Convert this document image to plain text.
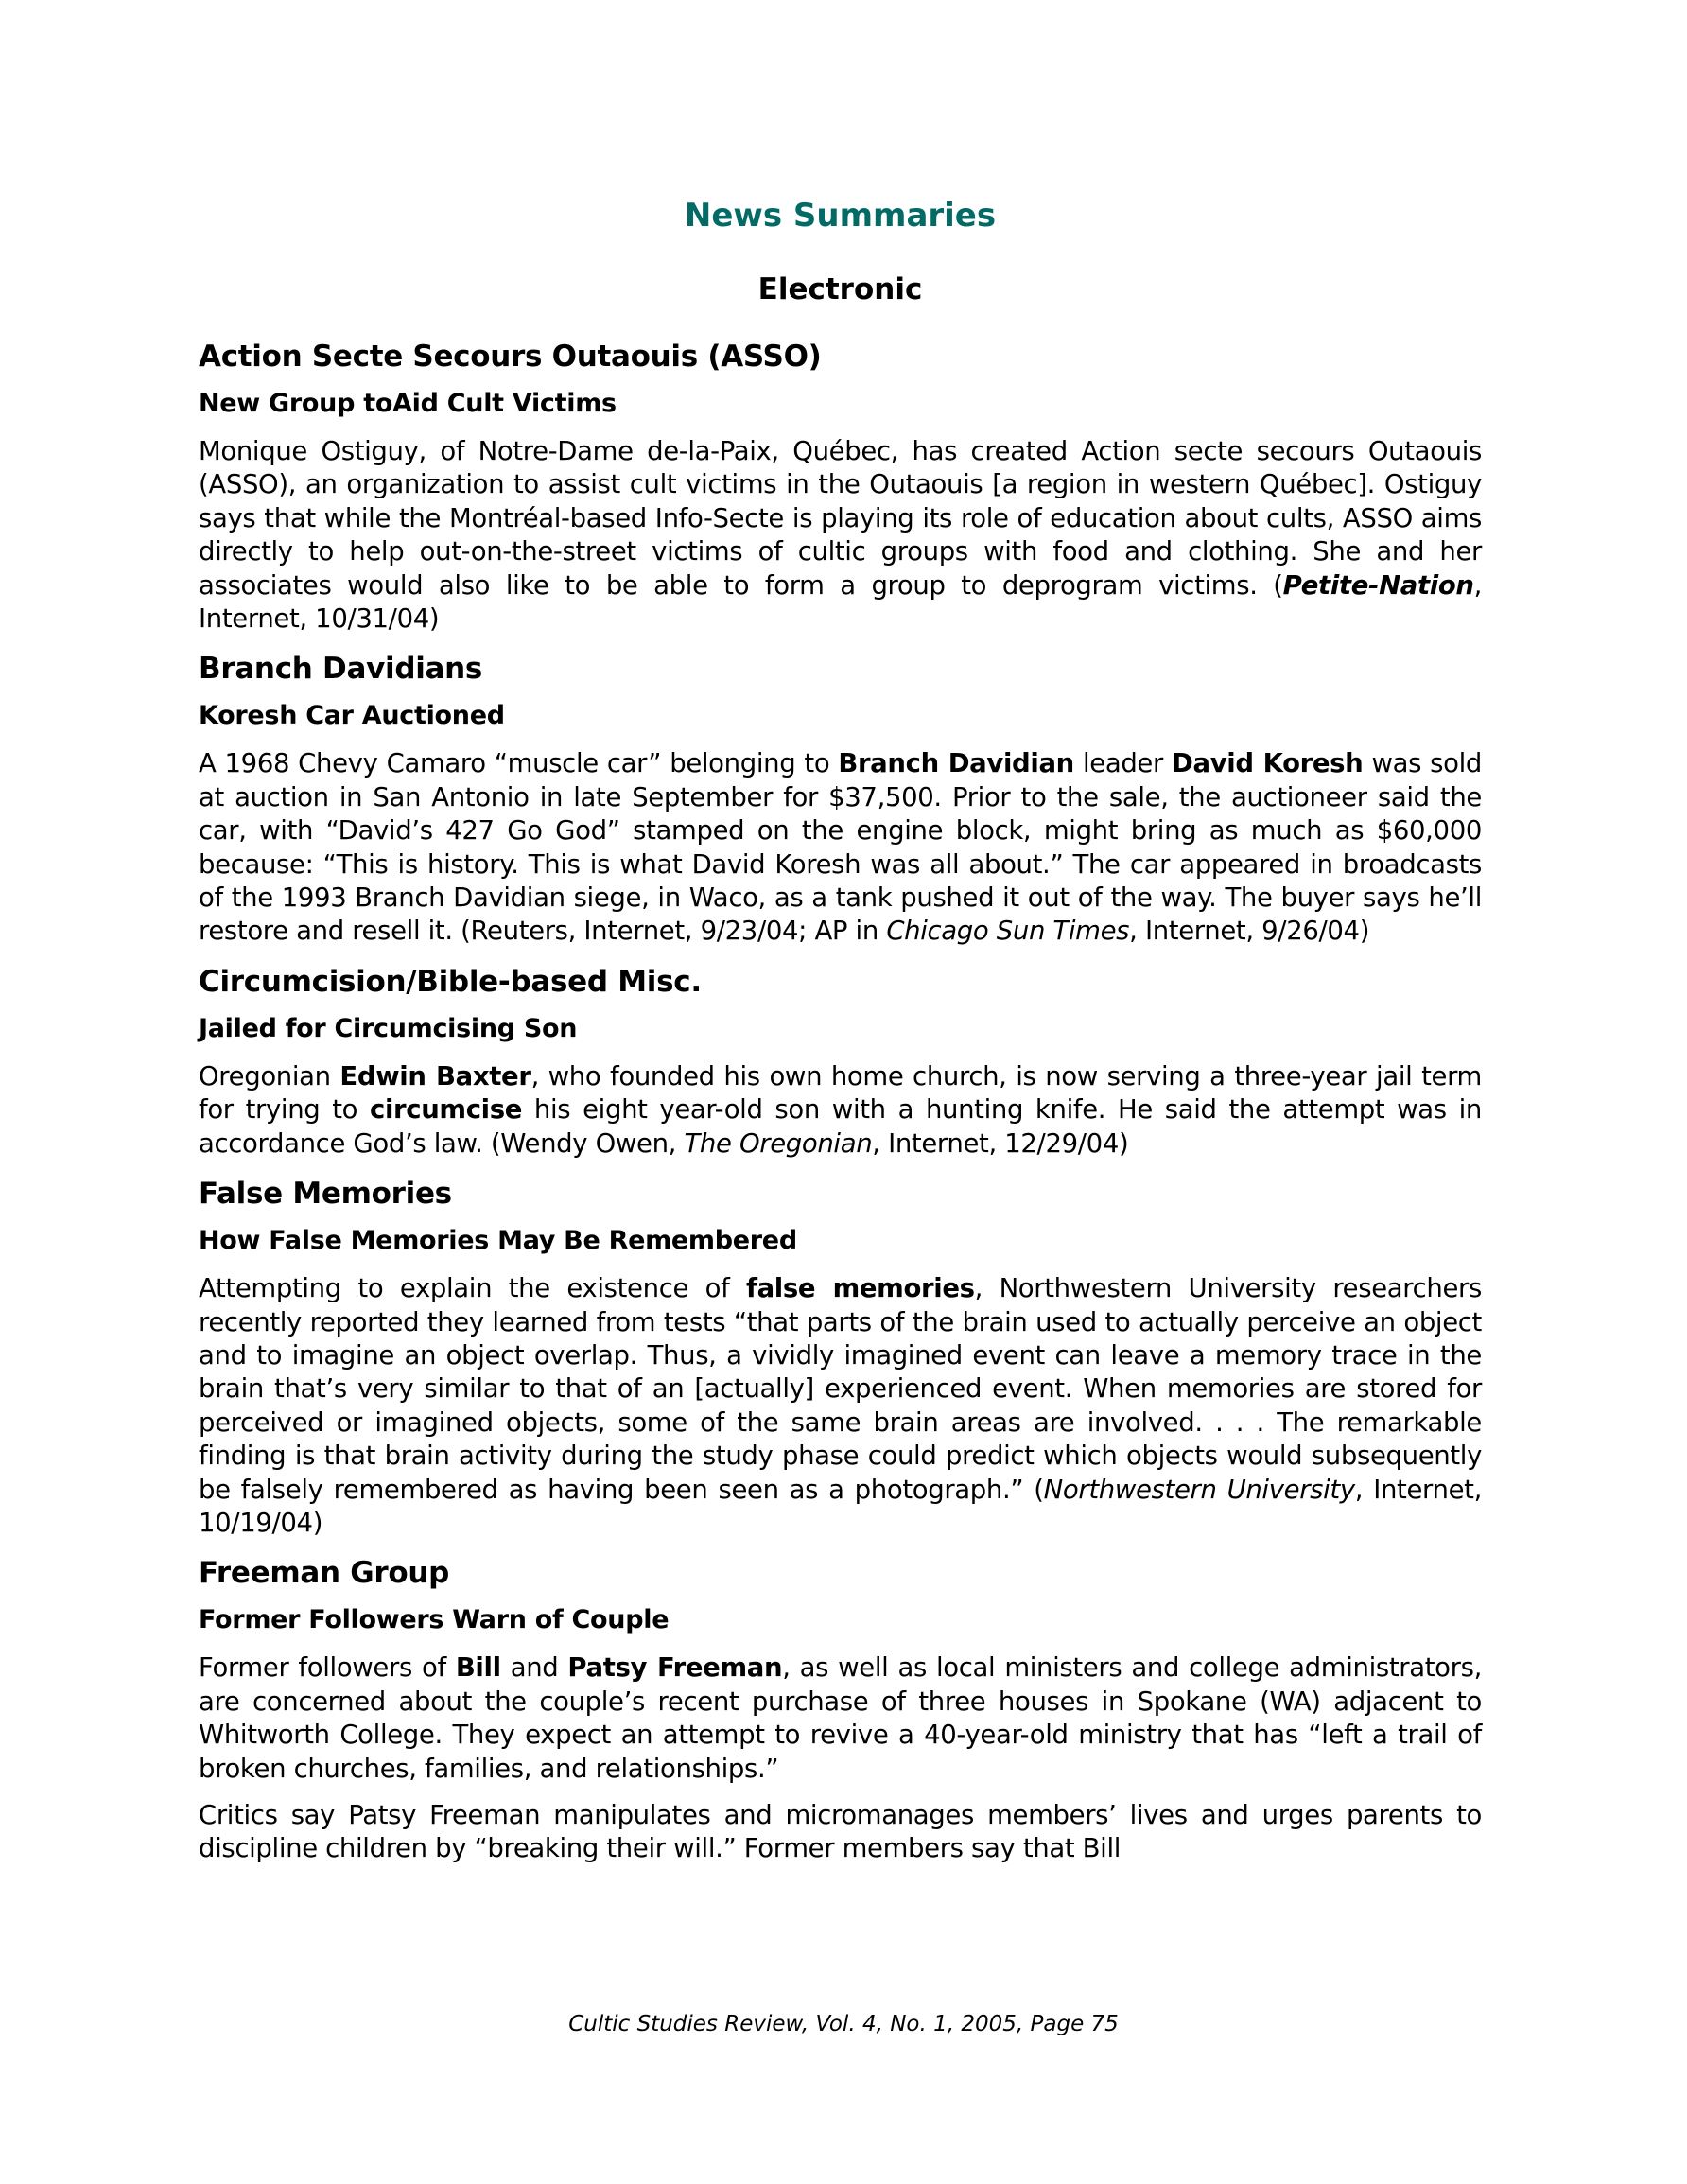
News Summaries
Electronic
Action Secte Secours Outaouis (ASSO)
New Group toAid Cult Victims

Monique Ostiguy, of Notre-Dame de-la-Paix, Québec, has created Action secte secours Outaouis (ASSO), an organization to assist cult victims in the Outaouis [a region in western Québec]. Ostiguy says that while the Montréal-based Info-Secte is playing its role of education about cults, ASSO aims directly to help out-on-the-street victims of cultic groups with food and clothing. She and her associates would also like to be able to form a group to deprogram victims. (Petite-Nation, Internet, 10/31/04)

Branch Davidians
Koresh Car Auctioned

A 1968 Chevy Camaro “muscle car” belonging to Branch Davidian leader David Koresh was sold at auction in San Antonio in late September for $37,500. Prior to the sale, the auctioneer said the car, with “David’s 427 Go God” stamped on the engine block, might bring as much as $60,000 because: “This is history. This is what David Koresh was all about.” The car appeared in broadcasts of the 1993 Branch Davidian siege, in Waco, as a tank pushed it out of the way. The buyer says he’ll restore and resell it. (Reuters, Internet, 9/23/04; AP in Chicago Sun Times, Internet, 9/26/04)

Circumcision/Bible-based Misc.
Jailed for Circumcising Son

Oregonian Edwin Baxter, who founded his own home church, is now serving a three-year jail term for trying to circumcise his eight year-old son with a hunting knife. He said the attempt was in accordance God’s law. (Wendy Owen, The Oregonian, Internet, 12/29/04)

False Memories
How False Memories May Be Remembered

Attempting to explain the existence of false memories, Northwestern University researchers recently reported they learned from tests “that parts of the brain used to actually perceive an object and to imagine an object overlap. Thus, a vividly imagined event can leave a memory trace in the brain that’s very similar to that of an [actually] experienced event. When memories are stored for perceived or imagined objects, some of the same brain areas are involved. . . . The remarkable finding is that brain activity during the study phase could predict which objects would subsequently be falsely remembered as having been seen as a photograph.” (Northwestern University, Internet, 10/19/04)

Freeman Group
Former Followers Warn of Couple

Former followers of Bill and Patsy Freeman, as well as local ministers and college administrators, are concerned about the couple’s recent purchase of three houses in Spokane (WA) adjacent to Whitworth College. They expect an attempt to revive a 40-year-old ministry that has “left a trail of broken churches, families, and relationships.”

Critics say Patsy Freeman manipulates and micromanages members’ lives and urges parents to discipline children by “breaking their will.” Former members say that Bill

Cultic Studies Review, Vol. 4, No. 1, 2005, Page 75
============================================================
• **TO BE DONE**
Copy every entry word for word, but omit the pictures.

• **ANSWER FOR THIS EXERCISE**
Convert this document image to plain text.
News Summaries
Electronic
Action Secte Secours Outaouis (ASSO)
New Group toAid Cult Victims

Monique Ostiguy, of Notre-Dame de-la-Paix, Québec, has created Action secte secours Outaouis (ASSO), an organization to assist cult victims in the Outaouis [a region in western Québec]. Ostiguy says that while the Montréal-based Info-Secte is playing its role of education about cults, ASSO aims directly to help out-on-the-street victims of cultic groups with food and clothing. She and her associates would also like to be able to form a group to deprogram victims. (Petite-Nation, Internet, 10/31/04)

Branch Davidians
Koresh Car Auctioned

A 1968 Chevy Camaro “muscle car” belonging to Branch Davidian leader David Koresh was sold at auction in San Antonio in late September for $37,500. Prior to the sale, the auctioneer said the car, with “David’s 427 Go God” stamped on the engine block, might bring as much as $60,000 because: “This is history. This is what David Koresh was all about.” The car appeared in broadcasts of the 1993 Branch Davidian siege, in Waco, as a tank pushed it out of the way. The buyer says he’ll restore and resell it. (Reuters, Internet, 9/23/04; AP in Chicago Sun Times, Internet, 9/26/04)

Circumcision/Bible-based Misc.
Jailed for Circumcising Son

Oregonian Edwin Baxter, who founded his own home church, is now serving a three-year jail term for trying to circumcise his eight year-old son with a hunting knife. He said the attempt was in accordance God’s law. (Wendy Owen, The Oregonian, Internet, 12/29/04)

False Memories
How False Memories May Be Remembered

Attempting to explain the existence of false memories, Northwestern University researchers recently reported they learned from tests “that parts of the brain used to actually perceive an object and to imagine an object overlap. Thus, a vividly imagined event can leave a memory trace in the brain that’s very similar to that of an [actually] experienced event. When memories are stored for perceived or imagined objects, some of the same brain areas are involved. . . . The remarkable finding is that brain activity during the study phase could predict which objects would subsequently be falsely remembered as having been seen as a photograph.” (Northwestern University, Internet, 10/19/04)

Freeman Group
Former Followers Warn of Couple

Former followers of Bill and Patsy Freeman, as well as local ministers and college administrators, are concerned about the couple’s recent purchase of three houses in Spokane (WA) adjacent to Whitworth College. They expect an attempt to revive a 40-year-old ministry that has “left a trail of broken churches, families, and relationships.”

Critics say Patsy Freeman manipulates and micromanages members’ lives and urges parents to discipline children by “breaking their will.” Former members say that Bill

Cultic Studies Review, Vol. 4, No. 1, 2005, Page 75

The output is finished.